• **Task to carry out**:
Look through the data below and report how many lines include "JSON". Only the number should be given.

• **Given records**:
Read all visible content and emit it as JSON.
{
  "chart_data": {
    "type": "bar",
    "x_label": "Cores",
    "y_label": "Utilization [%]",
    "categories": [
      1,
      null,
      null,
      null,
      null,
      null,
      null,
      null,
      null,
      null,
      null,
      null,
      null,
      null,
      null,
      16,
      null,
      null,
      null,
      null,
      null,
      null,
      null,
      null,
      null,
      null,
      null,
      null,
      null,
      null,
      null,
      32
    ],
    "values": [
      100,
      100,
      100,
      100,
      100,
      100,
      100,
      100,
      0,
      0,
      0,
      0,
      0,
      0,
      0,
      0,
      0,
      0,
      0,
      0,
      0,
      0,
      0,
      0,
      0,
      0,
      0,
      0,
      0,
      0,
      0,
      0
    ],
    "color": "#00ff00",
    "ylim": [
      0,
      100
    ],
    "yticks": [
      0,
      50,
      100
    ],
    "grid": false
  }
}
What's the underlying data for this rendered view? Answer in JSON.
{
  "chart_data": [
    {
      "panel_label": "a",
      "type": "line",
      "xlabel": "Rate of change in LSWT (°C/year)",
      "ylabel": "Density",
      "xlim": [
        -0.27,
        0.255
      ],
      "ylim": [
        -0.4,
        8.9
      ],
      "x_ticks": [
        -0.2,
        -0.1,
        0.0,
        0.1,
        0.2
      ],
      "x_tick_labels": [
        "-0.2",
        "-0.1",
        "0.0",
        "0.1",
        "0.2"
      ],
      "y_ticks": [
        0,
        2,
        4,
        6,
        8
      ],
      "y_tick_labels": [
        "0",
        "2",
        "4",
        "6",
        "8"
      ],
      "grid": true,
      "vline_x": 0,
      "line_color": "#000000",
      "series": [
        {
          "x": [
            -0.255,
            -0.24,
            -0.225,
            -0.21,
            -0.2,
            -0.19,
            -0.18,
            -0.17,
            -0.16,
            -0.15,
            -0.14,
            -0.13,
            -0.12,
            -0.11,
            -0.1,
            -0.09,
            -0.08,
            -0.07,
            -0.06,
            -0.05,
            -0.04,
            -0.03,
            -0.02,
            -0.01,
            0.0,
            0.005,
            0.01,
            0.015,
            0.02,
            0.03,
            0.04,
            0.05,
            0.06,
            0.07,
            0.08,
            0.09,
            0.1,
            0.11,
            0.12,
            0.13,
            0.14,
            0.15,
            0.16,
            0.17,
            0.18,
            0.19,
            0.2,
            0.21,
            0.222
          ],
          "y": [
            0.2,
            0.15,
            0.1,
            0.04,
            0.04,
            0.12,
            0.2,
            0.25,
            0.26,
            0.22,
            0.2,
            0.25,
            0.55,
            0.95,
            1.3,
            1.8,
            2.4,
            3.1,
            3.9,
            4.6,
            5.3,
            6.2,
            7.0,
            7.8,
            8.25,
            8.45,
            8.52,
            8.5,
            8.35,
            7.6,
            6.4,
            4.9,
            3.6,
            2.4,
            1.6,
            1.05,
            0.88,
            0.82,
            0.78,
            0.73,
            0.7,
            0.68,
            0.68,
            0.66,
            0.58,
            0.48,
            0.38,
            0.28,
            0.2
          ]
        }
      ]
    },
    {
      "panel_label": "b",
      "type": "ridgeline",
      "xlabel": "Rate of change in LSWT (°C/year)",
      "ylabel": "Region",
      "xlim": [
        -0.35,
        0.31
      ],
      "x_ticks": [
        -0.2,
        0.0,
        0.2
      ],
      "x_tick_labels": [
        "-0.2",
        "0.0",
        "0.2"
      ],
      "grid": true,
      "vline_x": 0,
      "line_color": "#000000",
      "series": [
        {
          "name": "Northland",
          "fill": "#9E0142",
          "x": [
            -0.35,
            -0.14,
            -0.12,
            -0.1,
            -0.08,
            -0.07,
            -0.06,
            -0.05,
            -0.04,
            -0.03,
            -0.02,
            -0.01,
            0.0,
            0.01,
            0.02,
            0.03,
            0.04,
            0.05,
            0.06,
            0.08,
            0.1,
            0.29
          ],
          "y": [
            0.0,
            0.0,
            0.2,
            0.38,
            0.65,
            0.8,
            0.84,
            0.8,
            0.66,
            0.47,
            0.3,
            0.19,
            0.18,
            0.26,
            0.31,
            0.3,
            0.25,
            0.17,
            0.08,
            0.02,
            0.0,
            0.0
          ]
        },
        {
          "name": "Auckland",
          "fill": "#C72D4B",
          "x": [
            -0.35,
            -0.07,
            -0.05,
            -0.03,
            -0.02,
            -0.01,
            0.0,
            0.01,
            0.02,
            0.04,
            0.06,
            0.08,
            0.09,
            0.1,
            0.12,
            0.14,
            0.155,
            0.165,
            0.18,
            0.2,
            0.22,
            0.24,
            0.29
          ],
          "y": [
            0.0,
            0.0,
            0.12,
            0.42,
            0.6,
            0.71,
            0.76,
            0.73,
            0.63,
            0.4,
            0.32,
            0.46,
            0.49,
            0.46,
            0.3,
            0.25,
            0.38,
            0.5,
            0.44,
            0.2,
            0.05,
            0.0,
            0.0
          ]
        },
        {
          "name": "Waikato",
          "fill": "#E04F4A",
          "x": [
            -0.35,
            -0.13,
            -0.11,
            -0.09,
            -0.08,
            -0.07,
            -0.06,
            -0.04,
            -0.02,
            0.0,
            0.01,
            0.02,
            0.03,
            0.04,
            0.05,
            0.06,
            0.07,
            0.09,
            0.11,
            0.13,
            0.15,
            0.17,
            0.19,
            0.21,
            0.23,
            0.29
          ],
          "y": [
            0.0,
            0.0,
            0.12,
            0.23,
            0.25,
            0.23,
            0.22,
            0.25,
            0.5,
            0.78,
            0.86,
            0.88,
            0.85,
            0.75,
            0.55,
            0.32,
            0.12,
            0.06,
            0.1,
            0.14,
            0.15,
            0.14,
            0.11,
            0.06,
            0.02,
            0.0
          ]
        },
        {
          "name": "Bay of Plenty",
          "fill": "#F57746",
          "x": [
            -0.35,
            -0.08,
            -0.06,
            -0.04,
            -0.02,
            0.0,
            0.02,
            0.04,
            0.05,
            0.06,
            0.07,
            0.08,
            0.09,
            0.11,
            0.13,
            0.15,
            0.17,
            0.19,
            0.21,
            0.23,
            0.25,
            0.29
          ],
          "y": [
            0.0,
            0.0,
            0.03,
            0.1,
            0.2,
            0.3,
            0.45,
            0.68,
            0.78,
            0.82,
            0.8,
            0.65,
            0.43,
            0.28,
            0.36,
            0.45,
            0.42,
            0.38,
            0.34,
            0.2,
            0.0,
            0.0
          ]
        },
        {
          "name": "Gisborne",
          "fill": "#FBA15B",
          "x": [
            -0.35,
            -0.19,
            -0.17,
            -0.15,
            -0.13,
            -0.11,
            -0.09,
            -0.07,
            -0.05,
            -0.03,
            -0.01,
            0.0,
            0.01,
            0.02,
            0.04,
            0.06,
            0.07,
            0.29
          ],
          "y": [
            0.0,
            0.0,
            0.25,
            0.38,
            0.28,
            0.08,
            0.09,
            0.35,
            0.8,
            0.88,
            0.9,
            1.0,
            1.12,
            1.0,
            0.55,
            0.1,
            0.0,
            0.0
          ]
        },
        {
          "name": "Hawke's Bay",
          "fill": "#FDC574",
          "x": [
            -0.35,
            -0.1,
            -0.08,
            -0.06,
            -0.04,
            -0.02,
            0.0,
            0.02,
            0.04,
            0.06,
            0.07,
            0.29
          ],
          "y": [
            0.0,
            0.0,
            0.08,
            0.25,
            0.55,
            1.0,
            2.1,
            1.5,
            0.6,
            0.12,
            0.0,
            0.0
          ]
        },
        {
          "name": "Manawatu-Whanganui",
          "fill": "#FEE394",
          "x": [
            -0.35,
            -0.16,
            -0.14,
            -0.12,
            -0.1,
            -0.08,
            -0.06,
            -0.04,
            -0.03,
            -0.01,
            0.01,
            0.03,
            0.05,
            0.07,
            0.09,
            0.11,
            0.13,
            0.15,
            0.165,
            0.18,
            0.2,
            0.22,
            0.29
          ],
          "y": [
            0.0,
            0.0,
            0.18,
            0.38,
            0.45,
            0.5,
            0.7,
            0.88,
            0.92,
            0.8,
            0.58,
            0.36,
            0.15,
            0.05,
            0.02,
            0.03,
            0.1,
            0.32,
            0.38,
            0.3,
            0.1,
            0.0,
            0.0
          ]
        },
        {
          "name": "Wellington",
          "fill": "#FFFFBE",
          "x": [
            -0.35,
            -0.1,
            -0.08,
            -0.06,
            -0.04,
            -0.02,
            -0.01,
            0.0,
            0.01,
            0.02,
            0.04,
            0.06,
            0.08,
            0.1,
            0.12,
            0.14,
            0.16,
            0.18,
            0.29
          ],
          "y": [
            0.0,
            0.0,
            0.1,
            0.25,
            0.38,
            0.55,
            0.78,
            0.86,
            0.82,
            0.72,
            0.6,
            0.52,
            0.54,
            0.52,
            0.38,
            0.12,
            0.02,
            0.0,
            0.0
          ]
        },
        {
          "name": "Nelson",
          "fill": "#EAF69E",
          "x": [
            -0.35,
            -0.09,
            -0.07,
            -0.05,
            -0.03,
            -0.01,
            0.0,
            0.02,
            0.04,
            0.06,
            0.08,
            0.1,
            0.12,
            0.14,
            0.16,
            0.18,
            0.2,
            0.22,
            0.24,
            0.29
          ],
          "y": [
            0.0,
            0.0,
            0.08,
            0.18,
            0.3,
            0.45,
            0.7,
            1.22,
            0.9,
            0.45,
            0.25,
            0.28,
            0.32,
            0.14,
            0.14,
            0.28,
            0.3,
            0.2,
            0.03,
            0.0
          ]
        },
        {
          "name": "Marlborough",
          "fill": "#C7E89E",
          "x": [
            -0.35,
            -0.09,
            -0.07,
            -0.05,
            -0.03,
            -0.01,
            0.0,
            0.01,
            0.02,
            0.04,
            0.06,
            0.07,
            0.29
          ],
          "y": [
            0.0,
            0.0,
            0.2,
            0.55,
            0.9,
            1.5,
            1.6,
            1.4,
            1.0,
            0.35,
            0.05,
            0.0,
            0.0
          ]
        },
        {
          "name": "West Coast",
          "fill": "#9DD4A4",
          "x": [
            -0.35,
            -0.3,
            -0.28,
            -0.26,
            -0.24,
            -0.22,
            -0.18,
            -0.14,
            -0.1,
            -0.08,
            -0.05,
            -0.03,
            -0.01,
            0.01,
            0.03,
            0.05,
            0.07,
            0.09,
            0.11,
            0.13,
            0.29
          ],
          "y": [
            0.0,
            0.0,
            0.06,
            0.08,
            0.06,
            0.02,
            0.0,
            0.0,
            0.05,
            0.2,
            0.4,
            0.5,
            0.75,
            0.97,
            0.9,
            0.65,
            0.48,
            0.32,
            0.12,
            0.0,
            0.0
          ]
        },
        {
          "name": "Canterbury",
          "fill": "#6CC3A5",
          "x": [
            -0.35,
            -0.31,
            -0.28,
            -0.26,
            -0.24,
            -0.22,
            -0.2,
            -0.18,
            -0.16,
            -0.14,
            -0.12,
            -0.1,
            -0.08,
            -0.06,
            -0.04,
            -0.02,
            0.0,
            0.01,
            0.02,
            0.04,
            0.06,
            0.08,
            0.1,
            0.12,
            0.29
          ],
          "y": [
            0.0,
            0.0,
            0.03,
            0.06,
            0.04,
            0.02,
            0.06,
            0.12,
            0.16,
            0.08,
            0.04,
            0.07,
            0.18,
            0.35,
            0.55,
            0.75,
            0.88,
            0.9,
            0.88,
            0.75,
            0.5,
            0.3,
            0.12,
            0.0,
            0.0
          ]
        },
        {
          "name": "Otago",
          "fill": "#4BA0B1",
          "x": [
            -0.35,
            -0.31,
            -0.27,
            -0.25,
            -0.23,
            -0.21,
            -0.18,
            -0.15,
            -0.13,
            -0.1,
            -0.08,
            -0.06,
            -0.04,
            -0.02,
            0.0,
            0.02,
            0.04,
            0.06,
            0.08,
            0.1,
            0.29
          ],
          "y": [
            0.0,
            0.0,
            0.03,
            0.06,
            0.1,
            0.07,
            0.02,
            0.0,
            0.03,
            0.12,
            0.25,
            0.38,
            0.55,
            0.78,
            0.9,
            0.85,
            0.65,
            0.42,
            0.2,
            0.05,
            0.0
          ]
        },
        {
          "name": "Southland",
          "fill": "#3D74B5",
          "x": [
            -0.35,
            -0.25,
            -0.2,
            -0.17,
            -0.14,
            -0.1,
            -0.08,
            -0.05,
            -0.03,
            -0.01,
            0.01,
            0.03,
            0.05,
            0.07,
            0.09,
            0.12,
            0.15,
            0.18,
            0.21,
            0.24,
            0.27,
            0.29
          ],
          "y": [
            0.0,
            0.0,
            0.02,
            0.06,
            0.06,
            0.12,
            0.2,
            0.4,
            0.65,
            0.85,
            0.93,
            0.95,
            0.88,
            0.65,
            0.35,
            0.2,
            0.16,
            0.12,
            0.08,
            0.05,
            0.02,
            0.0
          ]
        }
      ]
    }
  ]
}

• **Correct response**:
2